Report each line of the data that includes the word "well".

- Records that describe figures:
◆ ◆ ◆
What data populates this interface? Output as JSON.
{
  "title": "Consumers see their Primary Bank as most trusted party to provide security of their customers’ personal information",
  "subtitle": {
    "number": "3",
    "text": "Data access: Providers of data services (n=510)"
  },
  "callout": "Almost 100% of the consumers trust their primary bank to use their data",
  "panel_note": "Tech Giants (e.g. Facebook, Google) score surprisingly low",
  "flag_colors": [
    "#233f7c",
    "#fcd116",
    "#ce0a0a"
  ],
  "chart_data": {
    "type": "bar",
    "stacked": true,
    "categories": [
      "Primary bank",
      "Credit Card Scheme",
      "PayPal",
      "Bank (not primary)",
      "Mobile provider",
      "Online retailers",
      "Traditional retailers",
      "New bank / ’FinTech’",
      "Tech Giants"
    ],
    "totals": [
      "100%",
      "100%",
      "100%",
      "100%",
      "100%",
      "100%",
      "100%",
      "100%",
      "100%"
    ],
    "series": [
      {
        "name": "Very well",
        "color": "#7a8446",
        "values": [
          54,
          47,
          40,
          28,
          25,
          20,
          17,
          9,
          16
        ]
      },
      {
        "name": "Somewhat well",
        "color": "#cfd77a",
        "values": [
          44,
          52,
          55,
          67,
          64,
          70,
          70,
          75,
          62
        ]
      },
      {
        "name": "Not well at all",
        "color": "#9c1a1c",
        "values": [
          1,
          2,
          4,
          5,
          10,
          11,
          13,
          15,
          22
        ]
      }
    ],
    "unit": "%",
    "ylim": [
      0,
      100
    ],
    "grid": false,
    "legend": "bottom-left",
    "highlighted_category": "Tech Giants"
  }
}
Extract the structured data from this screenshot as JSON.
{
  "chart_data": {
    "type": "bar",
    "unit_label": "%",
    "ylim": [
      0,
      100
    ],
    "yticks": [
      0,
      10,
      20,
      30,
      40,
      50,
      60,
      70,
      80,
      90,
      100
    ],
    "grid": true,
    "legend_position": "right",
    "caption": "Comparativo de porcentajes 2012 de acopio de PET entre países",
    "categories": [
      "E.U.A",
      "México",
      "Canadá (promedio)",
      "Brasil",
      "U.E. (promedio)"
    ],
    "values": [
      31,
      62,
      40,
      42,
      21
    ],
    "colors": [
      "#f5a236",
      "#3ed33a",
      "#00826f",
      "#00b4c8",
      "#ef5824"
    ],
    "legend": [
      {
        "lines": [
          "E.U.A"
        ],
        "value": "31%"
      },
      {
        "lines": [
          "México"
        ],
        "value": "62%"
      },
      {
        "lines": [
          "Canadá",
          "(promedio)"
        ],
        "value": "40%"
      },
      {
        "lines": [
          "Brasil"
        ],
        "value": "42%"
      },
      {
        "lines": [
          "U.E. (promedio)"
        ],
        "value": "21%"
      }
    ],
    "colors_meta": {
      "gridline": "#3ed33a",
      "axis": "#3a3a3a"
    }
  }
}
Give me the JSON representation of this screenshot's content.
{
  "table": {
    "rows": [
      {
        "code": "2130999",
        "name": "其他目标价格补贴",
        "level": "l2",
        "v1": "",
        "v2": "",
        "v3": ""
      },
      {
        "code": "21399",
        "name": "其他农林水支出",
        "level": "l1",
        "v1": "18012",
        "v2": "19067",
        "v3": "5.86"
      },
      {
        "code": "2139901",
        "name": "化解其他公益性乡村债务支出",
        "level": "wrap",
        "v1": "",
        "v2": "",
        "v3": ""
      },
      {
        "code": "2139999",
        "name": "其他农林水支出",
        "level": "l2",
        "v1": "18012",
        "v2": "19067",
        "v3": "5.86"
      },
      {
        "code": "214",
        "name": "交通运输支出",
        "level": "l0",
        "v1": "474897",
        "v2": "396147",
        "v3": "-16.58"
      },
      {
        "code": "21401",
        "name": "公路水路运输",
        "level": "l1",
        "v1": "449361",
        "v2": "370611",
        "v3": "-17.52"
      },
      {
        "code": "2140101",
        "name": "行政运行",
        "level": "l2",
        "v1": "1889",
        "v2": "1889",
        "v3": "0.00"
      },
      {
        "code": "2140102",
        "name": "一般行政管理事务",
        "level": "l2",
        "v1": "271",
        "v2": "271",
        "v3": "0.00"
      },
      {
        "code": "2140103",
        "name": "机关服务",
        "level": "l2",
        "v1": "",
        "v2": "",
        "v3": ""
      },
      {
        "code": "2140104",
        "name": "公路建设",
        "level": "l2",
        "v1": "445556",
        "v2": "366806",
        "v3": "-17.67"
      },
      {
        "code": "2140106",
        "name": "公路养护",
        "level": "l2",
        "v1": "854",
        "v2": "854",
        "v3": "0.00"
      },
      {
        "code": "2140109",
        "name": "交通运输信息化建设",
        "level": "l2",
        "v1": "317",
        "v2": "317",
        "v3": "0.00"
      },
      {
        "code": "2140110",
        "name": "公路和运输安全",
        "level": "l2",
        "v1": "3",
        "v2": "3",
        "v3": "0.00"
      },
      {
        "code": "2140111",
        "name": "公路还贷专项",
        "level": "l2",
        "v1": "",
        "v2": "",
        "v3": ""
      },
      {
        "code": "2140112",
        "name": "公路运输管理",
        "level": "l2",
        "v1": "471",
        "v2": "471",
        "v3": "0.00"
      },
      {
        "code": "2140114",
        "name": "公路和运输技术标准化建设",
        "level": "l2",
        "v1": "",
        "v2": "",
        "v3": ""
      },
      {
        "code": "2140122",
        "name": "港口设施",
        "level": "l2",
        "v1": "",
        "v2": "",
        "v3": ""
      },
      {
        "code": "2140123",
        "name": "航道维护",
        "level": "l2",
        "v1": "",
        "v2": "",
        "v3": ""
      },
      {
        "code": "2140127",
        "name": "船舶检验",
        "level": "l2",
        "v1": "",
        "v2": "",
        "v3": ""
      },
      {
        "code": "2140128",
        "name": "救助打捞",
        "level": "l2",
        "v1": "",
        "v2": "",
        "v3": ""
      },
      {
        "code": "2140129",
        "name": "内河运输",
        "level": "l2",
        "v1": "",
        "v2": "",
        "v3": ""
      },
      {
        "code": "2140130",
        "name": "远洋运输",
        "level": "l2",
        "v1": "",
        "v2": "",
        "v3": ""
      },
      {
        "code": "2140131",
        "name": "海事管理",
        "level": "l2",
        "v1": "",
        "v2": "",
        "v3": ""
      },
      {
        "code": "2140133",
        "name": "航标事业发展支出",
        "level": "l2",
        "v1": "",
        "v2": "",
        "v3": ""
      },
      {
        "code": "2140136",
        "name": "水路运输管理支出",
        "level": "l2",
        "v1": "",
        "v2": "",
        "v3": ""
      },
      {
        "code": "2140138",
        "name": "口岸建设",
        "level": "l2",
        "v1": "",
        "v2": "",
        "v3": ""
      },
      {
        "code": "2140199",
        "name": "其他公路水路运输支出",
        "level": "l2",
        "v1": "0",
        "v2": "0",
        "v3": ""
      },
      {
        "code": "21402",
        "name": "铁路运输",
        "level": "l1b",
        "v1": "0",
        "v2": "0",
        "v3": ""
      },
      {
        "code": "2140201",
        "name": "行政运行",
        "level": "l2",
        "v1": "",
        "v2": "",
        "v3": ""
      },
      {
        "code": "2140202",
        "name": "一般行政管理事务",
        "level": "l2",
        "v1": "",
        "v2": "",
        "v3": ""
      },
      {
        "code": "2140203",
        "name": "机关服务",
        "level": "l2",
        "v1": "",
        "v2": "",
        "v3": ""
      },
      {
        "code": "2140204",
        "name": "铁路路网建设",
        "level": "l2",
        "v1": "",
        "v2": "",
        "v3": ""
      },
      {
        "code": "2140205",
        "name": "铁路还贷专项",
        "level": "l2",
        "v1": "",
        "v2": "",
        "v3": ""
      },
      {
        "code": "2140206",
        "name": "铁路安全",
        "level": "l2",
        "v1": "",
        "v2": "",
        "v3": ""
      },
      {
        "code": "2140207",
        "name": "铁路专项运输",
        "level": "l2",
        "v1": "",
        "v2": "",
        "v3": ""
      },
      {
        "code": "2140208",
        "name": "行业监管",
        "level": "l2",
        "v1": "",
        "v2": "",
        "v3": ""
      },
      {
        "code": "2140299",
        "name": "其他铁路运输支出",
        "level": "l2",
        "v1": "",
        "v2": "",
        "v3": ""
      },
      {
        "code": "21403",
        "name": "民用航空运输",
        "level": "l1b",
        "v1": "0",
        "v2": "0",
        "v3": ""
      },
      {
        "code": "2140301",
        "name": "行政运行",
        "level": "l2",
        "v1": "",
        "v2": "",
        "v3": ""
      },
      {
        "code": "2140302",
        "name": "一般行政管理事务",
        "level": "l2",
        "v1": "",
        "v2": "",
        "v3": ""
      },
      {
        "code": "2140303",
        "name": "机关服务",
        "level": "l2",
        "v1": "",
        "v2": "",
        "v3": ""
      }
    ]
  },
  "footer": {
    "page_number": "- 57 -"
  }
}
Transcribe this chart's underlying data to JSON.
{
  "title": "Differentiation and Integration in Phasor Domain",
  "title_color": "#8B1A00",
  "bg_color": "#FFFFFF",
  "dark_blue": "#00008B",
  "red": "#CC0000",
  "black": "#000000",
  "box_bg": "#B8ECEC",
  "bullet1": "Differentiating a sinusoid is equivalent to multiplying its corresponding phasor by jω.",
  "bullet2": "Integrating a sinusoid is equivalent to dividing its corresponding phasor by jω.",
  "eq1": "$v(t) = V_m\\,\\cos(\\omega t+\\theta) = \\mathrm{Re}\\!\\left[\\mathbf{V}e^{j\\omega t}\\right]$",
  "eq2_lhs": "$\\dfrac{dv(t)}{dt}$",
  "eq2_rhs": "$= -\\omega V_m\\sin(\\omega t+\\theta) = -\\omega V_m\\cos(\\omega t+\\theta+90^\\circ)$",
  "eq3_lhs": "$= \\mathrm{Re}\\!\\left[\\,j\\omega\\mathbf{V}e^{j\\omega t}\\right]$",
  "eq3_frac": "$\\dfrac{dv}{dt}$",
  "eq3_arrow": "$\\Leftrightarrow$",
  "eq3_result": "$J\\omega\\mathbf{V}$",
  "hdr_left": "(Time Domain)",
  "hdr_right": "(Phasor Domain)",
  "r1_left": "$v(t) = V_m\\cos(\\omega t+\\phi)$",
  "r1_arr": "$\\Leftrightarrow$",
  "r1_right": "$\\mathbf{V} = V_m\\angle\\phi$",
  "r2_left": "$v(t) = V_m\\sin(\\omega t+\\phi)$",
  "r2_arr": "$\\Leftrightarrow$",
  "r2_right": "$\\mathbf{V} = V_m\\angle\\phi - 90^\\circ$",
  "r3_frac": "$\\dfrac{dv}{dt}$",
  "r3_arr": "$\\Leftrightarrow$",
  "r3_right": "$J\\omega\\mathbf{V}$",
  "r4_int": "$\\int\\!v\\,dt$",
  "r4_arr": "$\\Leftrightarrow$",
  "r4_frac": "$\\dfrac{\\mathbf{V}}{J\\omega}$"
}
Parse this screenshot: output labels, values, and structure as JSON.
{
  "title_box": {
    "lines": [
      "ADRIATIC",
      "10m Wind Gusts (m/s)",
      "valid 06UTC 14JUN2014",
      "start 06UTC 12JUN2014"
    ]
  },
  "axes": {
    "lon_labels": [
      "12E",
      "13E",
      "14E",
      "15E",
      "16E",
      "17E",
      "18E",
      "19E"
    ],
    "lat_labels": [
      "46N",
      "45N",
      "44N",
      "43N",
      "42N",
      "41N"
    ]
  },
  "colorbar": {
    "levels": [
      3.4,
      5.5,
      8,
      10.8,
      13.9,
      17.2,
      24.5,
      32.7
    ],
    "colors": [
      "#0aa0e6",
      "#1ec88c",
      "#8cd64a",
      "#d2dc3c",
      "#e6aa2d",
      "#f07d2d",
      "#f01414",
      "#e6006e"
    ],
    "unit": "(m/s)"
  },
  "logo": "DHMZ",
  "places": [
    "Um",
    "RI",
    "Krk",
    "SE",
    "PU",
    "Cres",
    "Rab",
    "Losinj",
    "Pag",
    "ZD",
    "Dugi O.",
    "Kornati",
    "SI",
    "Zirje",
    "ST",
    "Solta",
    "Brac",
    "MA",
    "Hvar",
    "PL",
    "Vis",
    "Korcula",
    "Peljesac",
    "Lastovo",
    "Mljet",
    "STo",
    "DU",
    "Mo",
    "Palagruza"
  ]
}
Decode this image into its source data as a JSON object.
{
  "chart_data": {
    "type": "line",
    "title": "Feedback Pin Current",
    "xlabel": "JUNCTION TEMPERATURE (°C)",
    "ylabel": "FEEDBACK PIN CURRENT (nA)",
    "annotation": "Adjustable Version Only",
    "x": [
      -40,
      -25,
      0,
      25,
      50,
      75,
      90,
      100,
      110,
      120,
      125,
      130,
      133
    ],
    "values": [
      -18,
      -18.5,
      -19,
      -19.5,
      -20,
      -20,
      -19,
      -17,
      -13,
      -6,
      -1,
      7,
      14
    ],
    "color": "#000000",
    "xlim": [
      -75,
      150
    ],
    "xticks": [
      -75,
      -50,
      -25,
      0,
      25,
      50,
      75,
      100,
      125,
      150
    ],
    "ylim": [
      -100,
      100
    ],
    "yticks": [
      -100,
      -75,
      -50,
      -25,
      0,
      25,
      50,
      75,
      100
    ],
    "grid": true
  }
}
◆ ◆ ◆
- TASK RESPONSE:
        "name": "Very well",
        "name": "Somewhat well",
        "name": "Not well at all",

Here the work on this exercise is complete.